╭─ Material for the task
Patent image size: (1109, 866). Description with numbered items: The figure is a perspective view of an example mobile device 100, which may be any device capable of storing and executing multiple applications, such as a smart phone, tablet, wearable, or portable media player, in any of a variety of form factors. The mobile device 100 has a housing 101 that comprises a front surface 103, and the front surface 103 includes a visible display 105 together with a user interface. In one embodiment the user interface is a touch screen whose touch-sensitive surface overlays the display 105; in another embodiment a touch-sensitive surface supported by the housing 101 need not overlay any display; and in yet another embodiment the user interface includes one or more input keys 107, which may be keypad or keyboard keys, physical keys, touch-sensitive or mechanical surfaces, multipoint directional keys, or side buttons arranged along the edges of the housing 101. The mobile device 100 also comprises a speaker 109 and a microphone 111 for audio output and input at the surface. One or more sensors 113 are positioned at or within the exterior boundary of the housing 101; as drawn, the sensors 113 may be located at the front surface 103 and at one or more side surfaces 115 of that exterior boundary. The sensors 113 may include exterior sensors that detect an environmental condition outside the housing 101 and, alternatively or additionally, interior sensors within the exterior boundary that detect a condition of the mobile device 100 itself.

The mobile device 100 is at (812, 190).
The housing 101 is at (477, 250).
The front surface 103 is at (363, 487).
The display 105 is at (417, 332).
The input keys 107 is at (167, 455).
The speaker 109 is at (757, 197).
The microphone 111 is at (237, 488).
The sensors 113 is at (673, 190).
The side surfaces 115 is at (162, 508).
╰─
* **What this task involves**
Find every line in the listing that contains the word "surfaces", matching case, and copy each of those lines.

* **Correct answer**
Patent image size: (1109, 866). Description with numbered items: The figure is a perspective view of an example mobile device 100, which may be any device capable of storing and executing multiple applications, such as a smart phone, tablet, wearable, or portable media player, in any of a variety of form factors. The mobile device 100 has a housing 101 that comprises a front surface 103, and the front surface 103 includes a visible display 105 together with a user interface. In one embodiment the user interface is a touch screen whose touch-sensitive surface overlays the display 105; in another embodiment a touch-sensitive surface supported by the housing 101 need not overlay any display; and in yet another embodiment the user interface includes one or more input keys 107, which may be keypad or keyboard keys, physical keys, touch-sensitive or mechanical surfaces, multipoint directional keys, or side buttons arranged along the edges of the housing 101. The mobile device 100 also comprises a speaker 109 and a microphone 111 for audio output and input at the surface. One or more sensors 113 are positioned at or within the exterior boundary of the housing 101; as drawn, the sensors 113 may be located at the front surface 103 and at one or more side surfaces 115 of that exterior boundary. The sensors 113 may include exterior sensors that detect an environmental condition outside the housing 101 and, alternatively or additionally, interior sensors within the exterior boundary that detect a condition of the mobile device 100 itself.
The side surfaces 115 is at (162, 508).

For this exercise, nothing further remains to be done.